> [What this task involves]: In the material below, rename "date-label" to "axis-date" in the lines from the one containing "candle-body [589, 100, 596, 113]" through the one containing "price-label: 1.07250 [970, 244, 1016, 257]", keeping everything else unchanged. Return only those lines.

========

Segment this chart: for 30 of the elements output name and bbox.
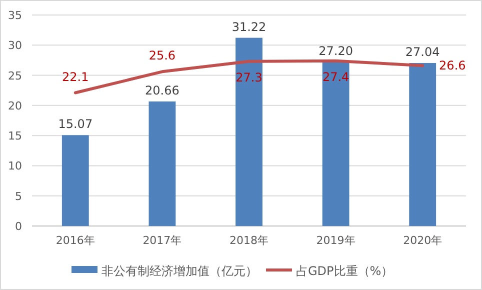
data-label: 26.6: [439, 58, 466, 73]
y-tick-label: 35: [8, 9, 22, 22]
data-label: 27.3: [236, 70, 262, 84]
data-label: 31.22: [232, 20, 266, 34]
y-tick-label: 15: [8, 130, 22, 143]
legend-label: 占GDP比重（%）: [296, 264, 394, 278]
bar: [322, 62, 350, 226]
y-tick-label: 10: [8, 160, 22, 173]
x-tick-label: 2017年: [142, 234, 182, 247]
data-label: 27.04: [405, 44, 440, 59]
bar: [409, 62, 436, 226]
x-tick-label: 2020年: [403, 234, 442, 247]
data-label: 27.4: [322, 70, 350, 84]
y-tick-label: 25: [8, 69, 22, 82]
legend-label: 非公有制经济增加值（亿元）: [102, 264, 258, 278]
bar: [62, 135, 89, 226]
bar: [236, 38, 262, 226]
x-tick-label: 2018年: [230, 234, 268, 247]
y-tick-label: 20: [8, 99, 22, 112]
y-tick-label: 5: [15, 190, 22, 203]
x-tick-label: 2019年: [316, 234, 356, 247]
data-label: 20.66: [145, 83, 180, 98]
y-tick-label: 0: [15, 220, 22, 233]
data-label: 27.20: [318, 44, 353, 58]
bar: [148, 101, 176, 226]
data-label: 25.6: [148, 48, 176, 63]
data-label: 22.1: [62, 70, 89, 84]
x-tick-label: 2016年: [56, 234, 95, 247]
y-tick-label: 30: [8, 39, 22, 52]
data-label: 15.07: [58, 117, 93, 132]
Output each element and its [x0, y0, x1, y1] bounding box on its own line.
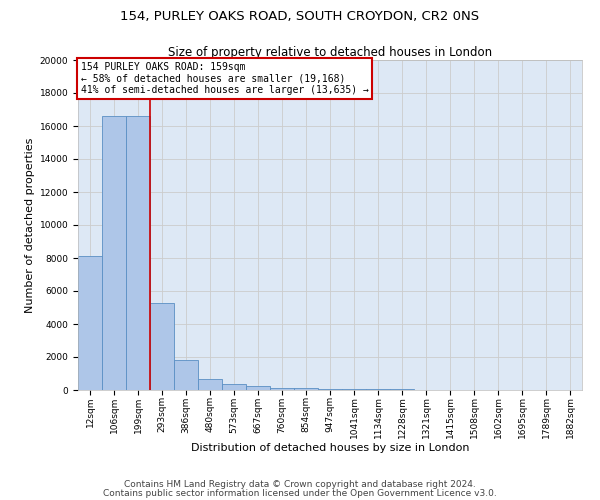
Bar — [294, 388, 318, 390]
Text: 154, PURLEY OAKS ROAD, SOUTH CROYDON, CR2 0NS: 154, PURLEY OAKS ROAD, SOUTH CROYDON, CR… — [121, 10, 479, 23]
Text: Contains HM Land Registry data © Crown copyright and database right 2024.: Contains HM Land Registry data © Crown c… — [124, 480, 476, 489]
Bar — [102, 116, 126, 390]
Bar — [198, 379, 222, 390]
Bar — [246, 386, 270, 390]
Bar — [342, 389, 366, 390]
Text: Contains public sector information licensed under the Open Government Licence v3: Contains public sector information licen… — [103, 489, 497, 498]
Bar — [78, 256, 102, 390]
X-axis label: Distribution of detached houses by size in London: Distribution of detached houses by size … — [191, 442, 469, 452]
Bar — [318, 388, 342, 390]
Bar — [150, 302, 174, 390]
Bar — [222, 384, 246, 390]
Title: Size of property relative to detached houses in London: Size of property relative to detached ho… — [168, 46, 492, 59]
Bar — [270, 388, 294, 390]
Bar — [126, 116, 150, 390]
Bar — [174, 360, 198, 390]
Y-axis label: Number of detached properties: Number of detached properties — [25, 138, 35, 312]
Text: 154 PURLEY OAKS ROAD: 159sqm
← 58% of detached houses are smaller (19,168)
41% o: 154 PURLEY OAKS ROAD: 159sqm ← 58% of de… — [80, 62, 368, 95]
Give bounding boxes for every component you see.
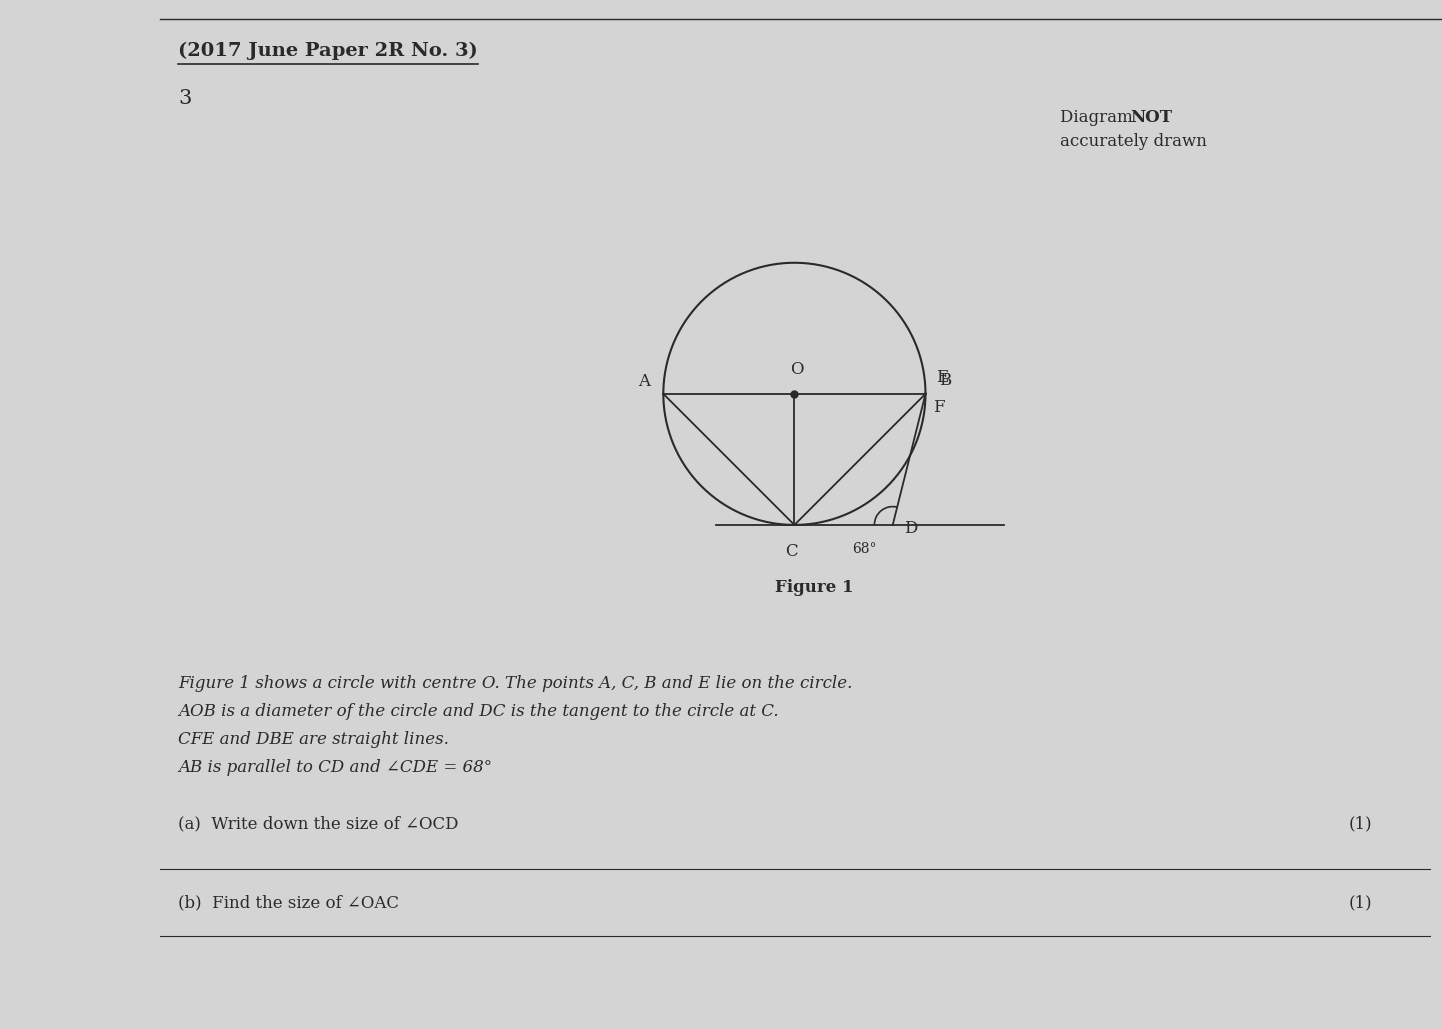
Text: Figure 1: Figure 1 xyxy=(774,579,854,597)
Text: 3: 3 xyxy=(177,90,192,108)
Text: (1): (1) xyxy=(1348,816,1371,832)
Text: F: F xyxy=(933,399,945,416)
Text: CFE and DBE are straight lines.: CFE and DBE are straight lines. xyxy=(177,732,448,748)
Text: NOT: NOT xyxy=(1131,108,1172,126)
Text: C: C xyxy=(786,543,797,560)
Text: D: D xyxy=(904,521,919,537)
Text: AB is parallel to CD and ∠CDE = 68°: AB is parallel to CD and ∠CDE = 68° xyxy=(177,759,492,777)
Text: 68°: 68° xyxy=(852,541,877,556)
Text: Diagram: Diagram xyxy=(1060,108,1138,126)
Text: (1): (1) xyxy=(1348,894,1371,911)
Text: B: B xyxy=(939,371,950,389)
Text: AOB is a diameter of the circle and DC is the tangent to the circle at C.: AOB is a diameter of the circle and DC i… xyxy=(177,704,779,720)
Text: accurately drawn: accurately drawn xyxy=(1060,133,1207,149)
Text: Figure 1 shows a circle with centre O. The points A, C, B and E lie on the circl: Figure 1 shows a circle with centre O. T… xyxy=(177,675,852,693)
Text: (b)  Find the size of ∠OAC: (b) Find the size of ∠OAC xyxy=(177,894,399,911)
Text: (2017 June Paper 2R No. 3): (2017 June Paper 2R No. 3) xyxy=(177,42,477,60)
Text: E: E xyxy=(936,369,949,386)
Text: O: O xyxy=(790,361,803,378)
Text: (a)  Write down the size of ∠OCD: (a) Write down the size of ∠OCD xyxy=(177,816,459,832)
Text: A: A xyxy=(639,372,650,390)
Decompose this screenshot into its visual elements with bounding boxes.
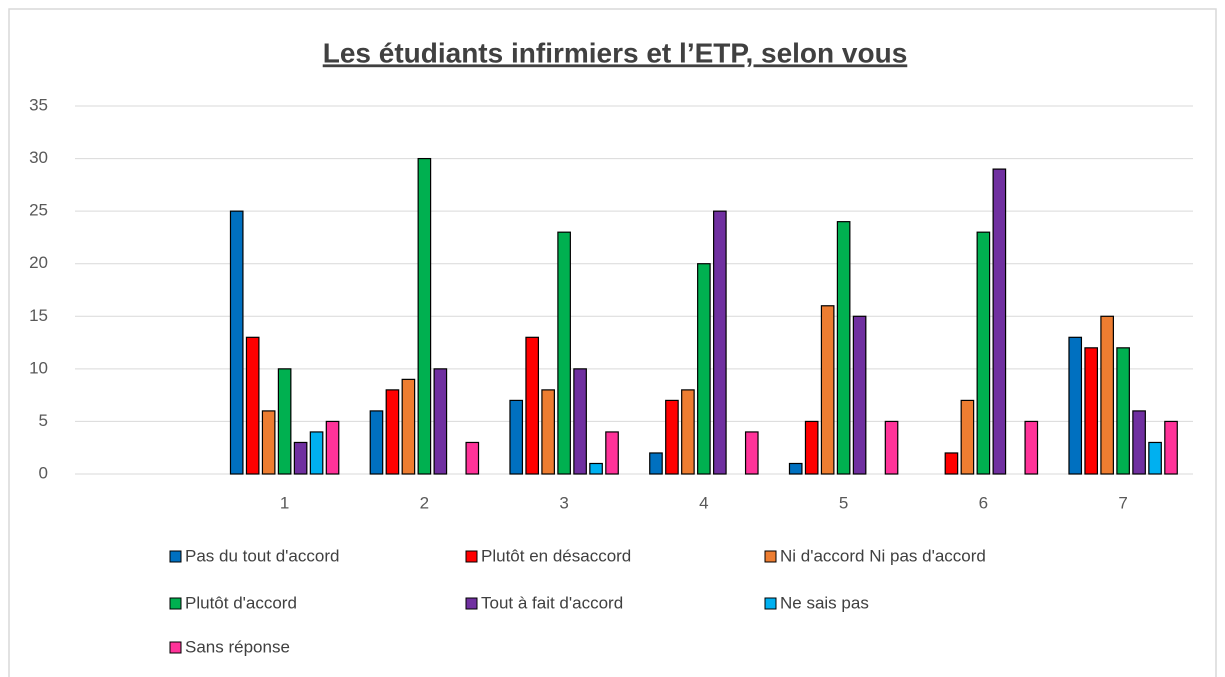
- bar: [433, 368, 448, 475]
- x-tick-label: 3: [559, 493, 568, 512]
- x-tick-label: 6: [979, 493, 988, 512]
- bar: [960, 399, 975, 475]
- bar: [804, 420, 819, 475]
- bar: [573, 368, 587, 475]
- bar: [385, 389, 400, 475]
- bar: [525, 336, 540, 475]
- bar: [465, 441, 480, 475]
- bar: [509, 399, 524, 475]
- legend-swatch: [169, 550, 182, 563]
- bar: [820, 305, 835, 475]
- y-tick-label: 25: [29, 201, 48, 220]
- bar: [884, 420, 899, 475]
- x-tick-label: 5: [839, 493, 848, 512]
- bar: [369, 410, 384, 475]
- legend-swatch: [169, 641, 182, 654]
- chart-border: [8, 8, 1217, 677]
- legend-swatch: [169, 597, 182, 610]
- bar: [1024, 420, 1039, 475]
- bar: [557, 231, 571, 475]
- bar: [1132, 410, 1146, 475]
- bar: [541, 389, 555, 475]
- y-tick-label: 15: [29, 306, 48, 325]
- bar: [713, 210, 727, 475]
- bar: [1164, 420, 1178, 475]
- bar: [744, 431, 759, 475]
- bar: [697, 263, 711, 475]
- bar: [1148, 441, 1162, 475]
- bar: [401, 378, 416, 475]
- bar: [1116, 347, 1130, 475]
- bar: [852, 315, 867, 475]
- legend-swatch: [465, 597, 478, 610]
- y-tick-label: 0: [39, 463, 48, 482]
- y-tick-label: 30: [29, 148, 48, 167]
- y-tick-label: 35: [29, 95, 48, 114]
- x-tick-label: 7: [1118, 493, 1127, 512]
- bar: [229, 210, 244, 475]
- bar: [1100, 315, 1114, 475]
- bar: [992, 168, 1007, 475]
- bar: [245, 336, 260, 475]
- legend-label: Ni d'accord Ni pas d'accord: [780, 546, 986, 565]
- legend-label: Sans réponse: [185, 637, 290, 656]
- y-tick-label: 20: [29, 253, 48, 272]
- bar: [649, 452, 663, 475]
- legend-label: Tout à fait d'accord: [481, 593, 623, 612]
- bar: [665, 399, 679, 475]
- bar: [589, 462, 603, 475]
- bar: [1084, 347, 1099, 475]
- bar: [944, 452, 959, 475]
- y-tick-label: 10: [29, 358, 48, 377]
- legend-label: Pas du tout d'accord: [185, 546, 339, 565]
- bar: [788, 462, 803, 475]
- x-tick-label: 2: [420, 493, 429, 512]
- x-tick-label: 4: [699, 493, 708, 512]
- legend-label: Plutôt en désaccord: [481, 546, 631, 565]
- legend-swatch: [465, 550, 478, 563]
- chart-title: Les étudiants infirmiers et l’ETP, selon…: [323, 37, 908, 68]
- bar: [325, 420, 340, 475]
- bar: [293, 441, 308, 475]
- bar: [417, 157, 432, 475]
- bar: [681, 389, 695, 475]
- bar: [605, 431, 619, 475]
- x-tick-label: 1: [280, 493, 289, 512]
- bar: [261, 410, 276, 475]
- bar: [309, 431, 324, 475]
- bar: [1068, 336, 1083, 475]
- legend-swatch: [764, 550, 777, 563]
- bar: [277, 368, 292, 475]
- bar: [836, 221, 851, 475]
- legend-label: Plutôt d'accord: [185, 593, 297, 612]
- legend-label: Ne sais pas: [780, 593, 869, 612]
- legend-swatch: [764, 597, 777, 610]
- bar: [976, 231, 991, 475]
- y-tick-label: 5: [39, 411, 48, 430]
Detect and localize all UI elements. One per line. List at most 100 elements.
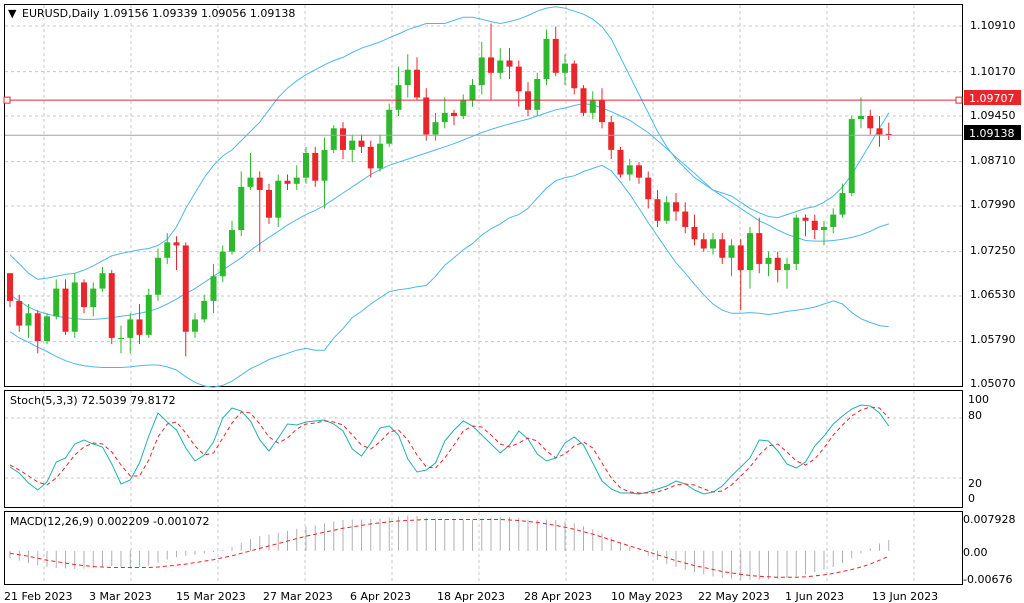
candle-body [589, 100, 596, 113]
candle-body [266, 189, 272, 218]
candle-body [293, 177, 300, 184]
candle-body [256, 177, 263, 190]
candle-body [404, 69, 411, 86]
stoch-panel-frame [4, 390, 963, 508]
candle-body [848, 119, 855, 194]
candle-body [691, 226, 698, 240]
date-label: 1 Jun 2023 [785, 590, 844, 603]
candle-body [543, 38, 550, 79]
candle-body [7, 273, 13, 301]
date-label: 22 May 2023 [698, 590, 770, 603]
candlesticks [7, 23, 892, 357]
candle-body [506, 60, 513, 67]
date-label: 15 Mar 2023 [176, 590, 246, 603]
candle-body [784, 263, 790, 271]
candle-body [386, 109, 393, 144]
hline-handle-right [955, 96, 963, 104]
main-title-arrow[interactable]: ▼ [8, 7, 17, 20]
hline-handle-left [3, 96, 11, 104]
candle-body [562, 63, 568, 73]
macd-signal-line [9, 519, 889, 578]
candle-body [90, 288, 97, 308]
candle-body [312, 152, 319, 181]
candle-body [62, 288, 69, 332]
price-lines [3, 96, 963, 136]
candle-body [377, 143, 383, 169]
date-label: 28 Apr 2023 [524, 590, 592, 603]
candle-body [858, 115, 864, 120]
candle-body [534, 78, 541, 110]
macd-level-label: 0.007928 [963, 513, 1016, 526]
date-label: 27 Mar 2023 [263, 590, 333, 603]
candle-body [497, 60, 504, 73]
macd-title: MACD(12,26,9) 0.002209 -0.001072 [10, 515, 209, 528]
candle-body [719, 239, 726, 258]
candle-body [451, 112, 457, 116]
candle-body [663, 202, 670, 221]
price-label: 1.08710 [970, 154, 1016, 167]
macd-grid [43, 512, 915, 584]
candle-body [821, 226, 827, 231]
candle-body [275, 180, 282, 218]
candle-body [247, 177, 254, 187]
candle-body [599, 100, 605, 123]
candle-body [164, 242, 171, 258]
candle-body [478, 57, 485, 86]
candle-body [414, 69, 420, 98]
macd-level-label: 0.00 [963, 546, 988, 559]
current-price-tag-bg [964, 125, 1021, 140]
date-label: 18 Apr 2023 [437, 590, 505, 603]
candle-body [682, 211, 689, 227]
candle-body [219, 251, 226, 277]
macd-marks [9, 515, 890, 580]
stoch-level-label: 100 [968, 393, 989, 406]
candle-body [395, 85, 402, 110]
price-label: 1.07250 [970, 244, 1016, 257]
bollinger-upper-line [9, 6, 890, 280]
candle-body [238, 186, 245, 231]
date-label: 6 Apr 2023 [350, 590, 411, 603]
candle-body [367, 146, 374, 169]
price-axis: 1.10910 1.10170 1.09450 1.08710 1.07990 … [970, 19, 1016, 390]
stoch-main-line [9, 404, 890, 495]
candle-body [839, 193, 846, 215]
candle-body [645, 177, 652, 200]
candle-body [423, 97, 430, 135]
date-label: 13 Jun 2023 [872, 590, 938, 603]
candle-body [488, 57, 494, 73]
candle-body [16, 300, 23, 326]
candle-body [155, 257, 161, 295]
candle-body [136, 319, 143, 335]
stoch-level-label: 80 [968, 409, 982, 422]
stoch-signal-line [9, 406, 890, 494]
candle-body [321, 149, 328, 181]
candle-body [53, 288, 60, 317]
bollinger-middle-line [9, 103, 889, 320]
stoch-title: Stoch(5,3,3) 72.5039 79.8172 [10, 394, 176, 407]
candle-body [626, 165, 633, 175]
candle-body [229, 230, 235, 252]
candle-body [885, 133, 892, 136]
candle-body [349, 140, 356, 150]
hline-price-tag-bg [964, 90, 1021, 105]
candle-body [441, 112, 448, 123]
stoch-level-label: 20 [968, 477, 982, 490]
candle-body [876, 128, 883, 135]
candle-body [330, 128, 337, 150]
candle-body [867, 115, 874, 129]
candle-body [802, 217, 809, 221]
candle-body [340, 128, 346, 150]
hline-price-tag: 1.09707 [969, 92, 1015, 105]
candle-body [99, 273, 106, 289]
candle-body [571, 63, 578, 89]
price-label: 1.09450 [970, 109, 1016, 122]
candle-body [81, 282, 87, 308]
date-label: 10 May 2023 [611, 590, 683, 603]
date-axis: 21 Feb 2023 3 Mar 2023 15 Mar 2023 27 Ma… [4, 590, 938, 603]
candle-body [654, 199, 661, 221]
candle-body [284, 180, 291, 184]
main-title: EURUSD,Daily 1.09156 1.09339 1.09056 1.0… [22, 7, 295, 20]
candle-body [44, 316, 50, 341]
candle-body [811, 220, 818, 231]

========

> [Complete output]:
candle-body [589, 100, 596, 113]
candle-body [266, 189, 272, 218]
candle-body [293, 177, 300, 184]
candle-body [256, 177, 263, 190]
candle-body [404, 69, 411, 86]
stoch-panel-frame [4, 390, 963, 508]
candle-body [848, 119, 855, 194]
candle-body [691, 226, 698, 240]
axis-date: 1 Jun 2023 [785, 590, 844, 603]
candle-body [543, 38, 550, 79]
candle-body [7, 273, 13, 301]
axis-date: 22 May 2023 [698, 590, 770, 603]
candlesticks [7, 23, 892, 357]
candle-body [506, 60, 513, 67]
axis-date: 15 Mar 2023 [176, 590, 246, 603]
candle-body [784, 263, 790, 271]
candle-body [386, 109, 393, 144]
hline-handle-right [955, 96, 963, 104]
main-title-arrow[interactable]: ▼ [8, 7, 17, 20]
hline-handle-left [3, 96, 11, 104]
candle-body [562, 63, 568, 73]
macd-signal-line [9, 519, 889, 578]
candle-body [90, 288, 97, 308]
candle-body [312, 152, 319, 181]
candle-body [62, 288, 69, 332]
price-lines [3, 96, 963, 136]
candle-body [377, 143, 383, 169]
axis-date: 28 Apr 2023 [524, 590, 592, 603]
candle-body [858, 115, 864, 120]
candle-body [534, 78, 541, 110]
macd-level-label: 0.007928 [963, 513, 1016, 526]
axis-date: 27 Mar 2023 [263, 590, 333, 603]
candle-body [497, 60, 504, 73]
macd-title: MACD(12,26,9) 0.002209 -0.001072 [10, 515, 209, 528]
candle-body [719, 239, 726, 258]
candle-body [451, 112, 457, 116]
candle-body [663, 202, 670, 221]
price-label: 1.08710 [970, 154, 1016, 167]
macd-grid [43, 512, 915, 584]
candle-body [821, 226, 827, 231]
candle-body [275, 180, 282, 218]
candle-body [247, 177, 254, 187]
candle-body [599, 100, 605, 123]
candle-body [164, 242, 171, 258]
candle-body [478, 57, 485, 86]
candle-body [414, 69, 420, 98]
macd-level-label: 0.00 [963, 546, 988, 559]
current-price-tag-bg [964, 125, 1021, 140]
axis-date: 18 Apr 2023 [437, 590, 505, 603]
candle-body [682, 211, 689, 227]
candle-body [219, 251, 226, 277]
macd-marks [9, 515, 890, 580]
stoch-level-label: 100 [968, 393, 989, 406]
candle-body [395, 85, 402, 110]
price-label: 1.07250 [970, 244, 1016, 257]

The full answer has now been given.